### WORK TO COMPLETE
What follows is a set of entries. Give them again exactly, without the pictures.

### DATA LINES
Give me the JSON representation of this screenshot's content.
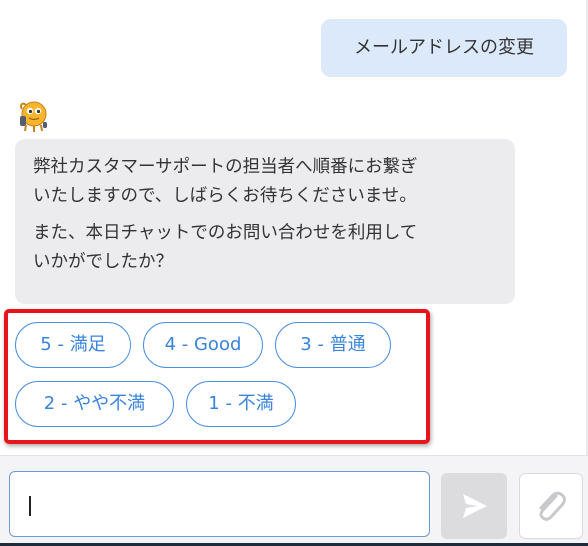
{
  "messages": {
    "user": "メールアドレスの変更",
    "bot_paragraph_1_line_1": "弊社カスタマーサポートの担当者へ順番にお繋ぎ",
    "bot_paragraph_1_line_2": "いたしますので、しばらくお待ちくださいませ。",
    "bot_paragraph_2_line_1": "また、本日チャットでのお問い合わせを利用して",
    "bot_paragraph_2_line_2": "いかがでしたか？"
  },
  "quick_replies": [
    {
      "label": "5 - 満足"
    },
    {
      "label": "4 - Good"
    },
    {
      "label": "3 - 普通"
    },
    {
      "label": "2 - やや不満"
    },
    {
      "label": "1 - 不満"
    }
  ],
  "composer": {
    "input_value": "",
    "send_icon": "send-icon",
    "attach_icon": "paperclip-icon"
  },
  "colors": {
    "user_bubble": "#dbe9fa",
    "bot_bubble": "#ececef",
    "quick_reply_border": "#4a90e2",
    "highlight_border": "#e8141c",
    "send_button": "#dcdcdf"
  }
}
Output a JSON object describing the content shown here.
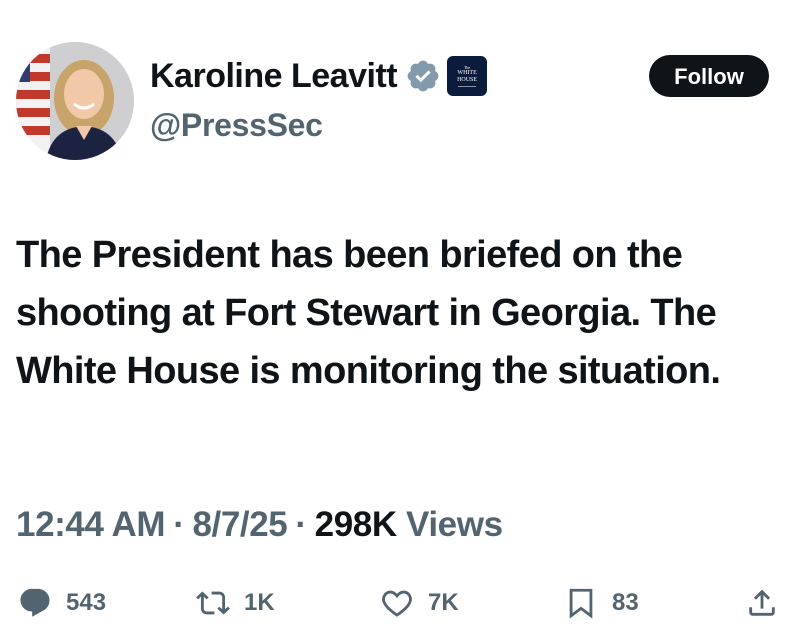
{
  "author": {
    "display_name": "Karoline Leavitt",
    "handle": "@PressSec",
    "affiliation_badge": {
      "small_text": "The",
      "line1": "WHITE",
      "line2": "HOUSE"
    },
    "verified_icon": "verified-badge-icon"
  },
  "follow_button": {
    "label": "Follow"
  },
  "tweet": {
    "text": "The President has been briefed on the shooting at Fort Stewart in Georgia. The White House is monitoring the situation."
  },
  "meta": {
    "time": "12:44 AM",
    "separator": "·",
    "date": "8/7/25",
    "views_count": "298K",
    "views_label": "Views"
  },
  "actions": {
    "replies": {
      "icon": "reply-icon",
      "count": "543"
    },
    "reposts": {
      "icon": "repost-icon",
      "count": "1K"
    },
    "likes": {
      "icon": "like-icon",
      "count": "7K"
    },
    "bookmarks": {
      "icon": "bookmark-icon",
      "count": "83"
    },
    "share": {
      "icon": "share-icon"
    }
  },
  "colors": {
    "text_primary": "#0f1419",
    "text_secondary": "#536471",
    "verified_fill": "#829aab",
    "follow_bg": "#0f1419",
    "badge_bg": "#0b1b3d"
  }
}
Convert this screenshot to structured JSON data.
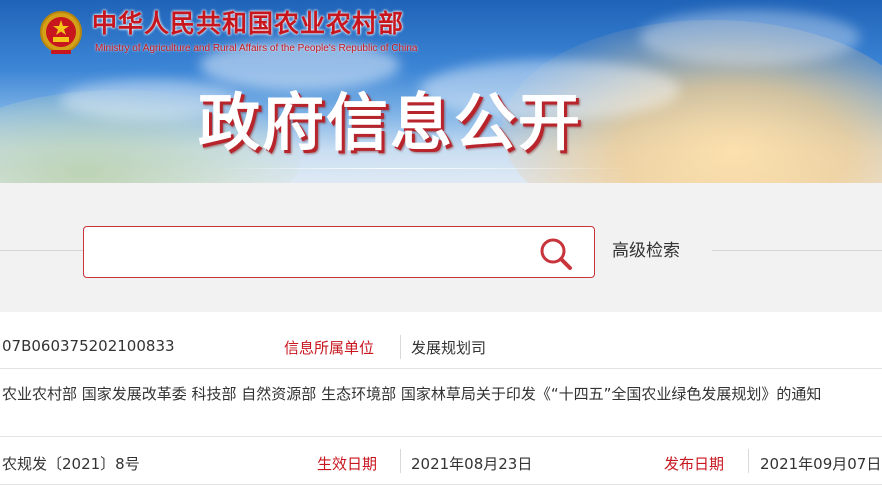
{
  "header": {
    "site_name_cn": "中华人民共和国农业农村部",
    "site_name_en": "Ministry of Agriculture and Rural Affairs of the People's Republic of China",
    "banner_title": "政府信息公开",
    "emblem_icon": "national-emblem-icon"
  },
  "search": {
    "input_value": "",
    "placeholder": "",
    "search_icon": "search-icon",
    "advanced_search_label": "高级检索"
  },
  "document": {
    "index_number": "07B060375202100833",
    "unit_label": "信息所属单位",
    "unit_value": "发展规划司",
    "title": "农业农村部 国家发展改革委 科技部 自然资源部 生态环境部 国家林草局关于印发《“十四五”全国农业绿色发展规划》的通知",
    "reference_number": "农规发〔2021〕8号",
    "effective_date_label": "生效日期",
    "effective_date_value": "2021年08月23日",
    "publish_date_label": "发布日期",
    "publish_date_value": "2021年09月07日"
  },
  "colors": {
    "accent_red": "#c8161e",
    "search_border": "#c8343b",
    "band_gray": "#f2f2f2",
    "banner_blue": "#3d86d6"
  }
}
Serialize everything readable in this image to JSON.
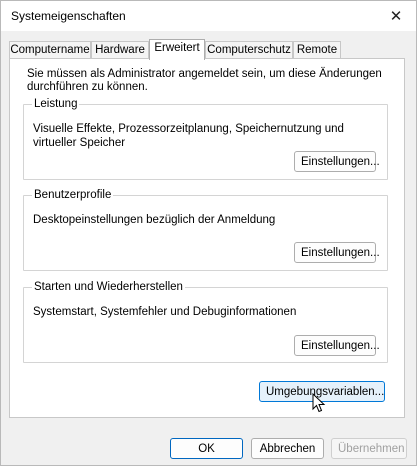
{
  "window": {
    "title": "Systemeigenschaften",
    "close_glyph": "✕"
  },
  "tabs": [
    {
      "label": "Computername",
      "active": false
    },
    {
      "label": "Hardware",
      "active": false
    },
    {
      "label": "Erweitert",
      "active": true
    },
    {
      "label": "Computerschutz",
      "active": false
    },
    {
      "label": "Remote",
      "active": false
    }
  ],
  "panel": {
    "info": "Sie müssen als Administrator angemeldet sein, um diese Änderungen durchführen zu können.",
    "groups": [
      {
        "title": "Leistung",
        "description": "Visuelle Effekte, Prozessorzeitplanung, Speichernutzung und virtueller Speicher",
        "button": "Einstellungen..."
      },
      {
        "title": "Benutzerprofile",
        "description": "Desktopeinstellungen bezüglich der Anmeldung",
        "button": "Einstellungen..."
      },
      {
        "title": "Starten und Wiederherstellen",
        "description": "Systemstart, Systemfehler und Debuginformationen",
        "button": "Einstellungen..."
      }
    ],
    "env_button": "Umgebungsvariablen..."
  },
  "footer": {
    "ok": "OK",
    "cancel": "Abbrechen",
    "apply": "Übernehmen"
  },
  "cursor_icon": "mouse-pointer-icon"
}
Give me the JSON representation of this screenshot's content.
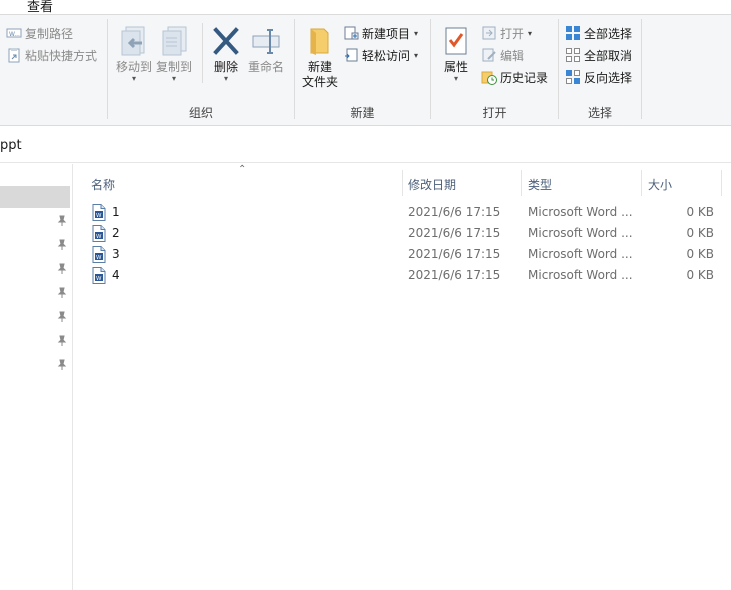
{
  "ribbon": {
    "tab_view": "查看",
    "clipboard": {
      "copy_path": "复制路径",
      "paste_shortcut": "粘贴快捷方式"
    },
    "organize": {
      "group_label": "组织",
      "move_to": "移动到",
      "copy_to": "复制到",
      "delete": "删除",
      "rename": "重命名"
    },
    "new": {
      "group_label": "新建",
      "new_folder_line1": "新建",
      "new_folder_line2": "文件夹",
      "new_item": "新建项目",
      "easy_access": "轻松访问"
    },
    "open": {
      "group_label": "打开",
      "properties": "属性",
      "open": "打开",
      "edit": "编辑",
      "history": "历史记录"
    },
    "select": {
      "group_label": "选择",
      "select_all": "全部选择",
      "select_none": "全部取消",
      "invert_selection": "反向选择"
    }
  },
  "address": {
    "path_text": "ppt"
  },
  "columns": {
    "name": "名称",
    "date": "修改日期",
    "type": "类型",
    "size": "大小"
  },
  "files": [
    {
      "name": "1",
      "date": "2021/6/6 17:15",
      "type": "Microsoft Word ...",
      "size": "0 KB"
    },
    {
      "name": "2",
      "date": "2021/6/6 17:15",
      "type": "Microsoft Word ...",
      "size": "0 KB"
    },
    {
      "name": "3",
      "date": "2021/6/6 17:15",
      "type": "Microsoft Word ...",
      "size": "0 KB"
    },
    {
      "name": "4",
      "date": "2021/6/6 17:15",
      "type": "Microsoft Word ...",
      "size": "0 KB"
    }
  ],
  "colors": {
    "ribbon_bg": "#f5f6f7",
    "header_text": "#4c607a",
    "accent_blue": "#1e73c8",
    "delete_blue": "#355a82"
  },
  "icons": {
    "copy_path": "copy-path-icon",
    "paste_shortcut": "paste-shortcut-icon",
    "move_to": "move-to-icon",
    "copy_to": "copy-to-icon",
    "delete": "delete-x-icon",
    "rename": "rename-icon",
    "new_folder": "folder-icon",
    "new_item": "new-item-icon",
    "easy_access": "easy-access-icon",
    "properties": "properties-checklist-icon",
    "open": "open-icon",
    "edit": "edit-icon",
    "history": "history-icon",
    "select_all": "select-all-icon",
    "select_none": "select-none-icon",
    "invert_selection": "invert-selection-icon",
    "pin": "pin-icon",
    "word_doc": "word-document-icon",
    "sort": "sort-up-arrow-icon"
  }
}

### COMPLETE OUTPUT
Give me the JSON representation of this screenshot's content.
{
  "messages": {
    "user": "メールアドレスの変更",
    "bot_paragraph_1_line_1": "弊社カスタマーサポートの担当者へ順番にお繋ぎ",
    "bot_paragraph_1_line_2": "いたしますので、しばらくお待ちくださいませ。",
    "bot_paragraph_2_line_1": "また、本日チャットでのお問い合わせを利用して",
    "bot_paragraph_2_line_2": "いかがでしたか？"
  },
  "quick_replies": [
    {
      "label": "5 - 満足"
    },
    {
      "label": "4 - Good"
    },
    {
      "label": "3 - 普通"
    },
    {
      "label": "2 - やや不満"
    },
    {
      "label": "1 - 不満"
    }
  ],
  "composer": {
    "input_value": "",
    "send_icon": "send-icon",
    "attach_icon": "paperclip-icon"
  },
  "colors": {
    "user_bubble": "#dbe9fa",
    "bot_bubble": "#ececef",
    "quick_reply_border": "#4a90e2",
    "highlight_border": "#e8141c",
    "send_button": "#dcdcdf"
  }
}
Output a JSON object describing the content shown here.
{
  "author": {
    "display_name": "Karoline Leavitt",
    "handle": "@PressSec",
    "affiliation_badge": {
      "small_text": "The",
      "line1": "WHITE",
      "line2": "HOUSE"
    },
    "verified_icon": "verified-badge-icon"
  },
  "follow_button": {
    "label": "Follow"
  },
  "tweet": {
    "text": "The President has been briefed on the shooting at Fort Stewart in Georgia. The White House is monitoring the situation."
  },
  "meta": {
    "time": "12:44 AM",
    "separator": "·",
    "date": "8/7/25",
    "views_count": "298K",
    "views_label": "Views"
  },
  "actions": {
    "replies": {
      "icon": "reply-icon",
      "count": "543"
    },
    "reposts": {
      "icon": "repost-icon",
      "count": "1K"
    },
    "likes": {
      "icon": "like-icon",
      "count": "7K"
    },
    "bookmarks": {
      "icon": "bookmark-icon",
      "count": "83"
    },
    "share": {
      "icon": "share-icon"
    }
  },
  "colors": {
    "text_primary": "#0f1419",
    "text_secondary": "#536471",
    "verified_fill": "#829aab",
    "follow_bg": "#0f1419",
    "badge_bg": "#0b1b3d"
  }
}
Convert this screenshot to structured JSON data.
{
  "header": {
    "site_name_cn": "中华人民共和国农业农村部",
    "site_name_en": "Ministry of Agriculture and Rural Affairs of the People's Republic of China",
    "banner_title": "政府信息公开",
    "emblem_icon": "national-emblem-icon"
  },
  "search": {
    "input_value": "",
    "placeholder": "",
    "search_icon": "search-icon",
    "advanced_search_label": "高级检索"
  },
  "document": {
    "index_number": "07B060375202100833",
    "unit_label": "信息所属单位",
    "unit_value": "发展规划司",
    "title": "农业农村部 国家发展改革委 科技部 自然资源部 生态环境部 国家林草局关于印发《“十四五”全国农业绿色发展规划》的通知",
    "reference_number": "农规发〔2021〕8号",
    "effective_date_label": "生效日期",
    "effective_date_value": "2021年08月23日",
    "publish_date_label": "发布日期",
    "publish_date_value": "2021年09月07日"
  },
  "colors": {
    "accent_red": "#c8161e",
    "search_border": "#c8343b",
    "band_gray": "#f2f2f2",
    "banner_blue": "#3d86d6"
  }
}
Serialize everything readable in this image to JSON.
{
  "window": {
    "title": "Systemeigenschaften",
    "close_glyph": "✕"
  },
  "tabs": [
    {
      "label": "Computername",
      "active": false
    },
    {
      "label": "Hardware",
      "active": false
    },
    {
      "label": "Erweitert",
      "active": true
    },
    {
      "label": "Computerschutz",
      "active": false
    },
    {
      "label": "Remote",
      "active": false
    }
  ],
  "panel": {
    "info": "Sie müssen als Administrator angemeldet sein, um diese Änderungen durchführen zu können.",
    "groups": [
      {
        "title": "Leistung",
        "description": "Visuelle Effekte, Prozessorzeitplanung, Speichernutzung und virtueller Speicher",
        "button": "Einstellungen..."
      },
      {
        "title": "Benutzerprofile",
        "description": "Desktopeinstellungen bezüglich der Anmeldung",
        "button": "Einstellungen..."
      },
      {
        "title": "Starten und Wiederherstellen",
        "description": "Systemstart, Systemfehler und Debuginformationen",
        "button": "Einstellungen..."
      }
    ],
    "env_button": "Umgebungsvariablen..."
  },
  "footer": {
    "ok": "OK",
    "cancel": "Abbrechen",
    "apply": "Übernehmen"
  },
  "cursor_icon": "mouse-pointer-icon"
}
Give me the JSON representation of this screenshot's content.
{
  "ribbon": {
    "tab_view": "查看",
    "clipboard": {
      "copy_path": "复制路径",
      "paste_shortcut": "粘贴快捷方式"
    },
    "organize": {
      "group_label": "组织",
      "move_to": "移动到",
      "copy_to": "复制到",
      "delete": "删除",
      "rename": "重命名"
    },
    "new": {
      "group_label": "新建",
      "new_folder_line1": "新建",
      "new_folder_line2": "文件夹",
      "new_item": "新建项目",
      "easy_access": "轻松访问"
    },
    "open": {
      "group_label": "打开",
      "properties": "属性",
      "open": "打开",
      "edit": "编辑",
      "history": "历史记录"
    },
    "select": {
      "group_label": "选择",
      "select_all": "全部选择",
      "select_none": "全部取消",
      "invert_selection": "反向选择"
    }
  },
  "address": {
    "path_text": "ppt"
  },
  "columns": {
    "name": "名称",
    "date": "修改日期",
    "type": "类型",
    "size": "大小"
  },
  "files": [
    {
      "name": "1",
      "date": "2021/6/6 17:15",
      "type": "Microsoft Word ...",
      "size": "0 KB"
    },
    {
      "name": "2",
      "date": "2021/6/6 17:15",
      "type": "Microsoft Word ...",
      "size": "0 KB"
    },
    {
      "name": "3",
      "date": "2021/6/6 17:15",
      "type": "Microsoft Word ...",
      "size": "0 KB"
    },
    {
      "name": "4",
      "date": "2021/6/6 17:15",
      "type": "Microsoft Word ...",
      "size": "0 KB"
    }
  ],
  "colors": {
    "ribbon_bg": "#f5f6f7",
    "header_text": "#4c607a",
    "accent_blue": "#1e73c8",
    "delete_blue": "#355a82"
  },
  "icons": {
    "copy_path": "copy-path-icon",
    "paste_shortcut": "paste-shortcut-icon",
    "move_to": "move-to-icon",
    "copy_to": "copy-to-icon",
    "delete": "delete-x-icon",
    "rename": "rename-icon",
    "new_folder": "folder-icon",
    "new_item": "new-item-icon",
    "easy_access": "easy-access-icon",
    "properties": "properties-checklist-icon",
    "open": "open-icon",
    "edit": "edit-icon",
    "history": "history-icon",
    "select_all": "select-all-icon",
    "select_none": "select-none-icon",
    "invert_selection": "invert-selection-icon",
    "pin": "pin-icon",
    "word_doc": "word-document-icon",
    "sort": "sort-up-arrow-icon"
  }
}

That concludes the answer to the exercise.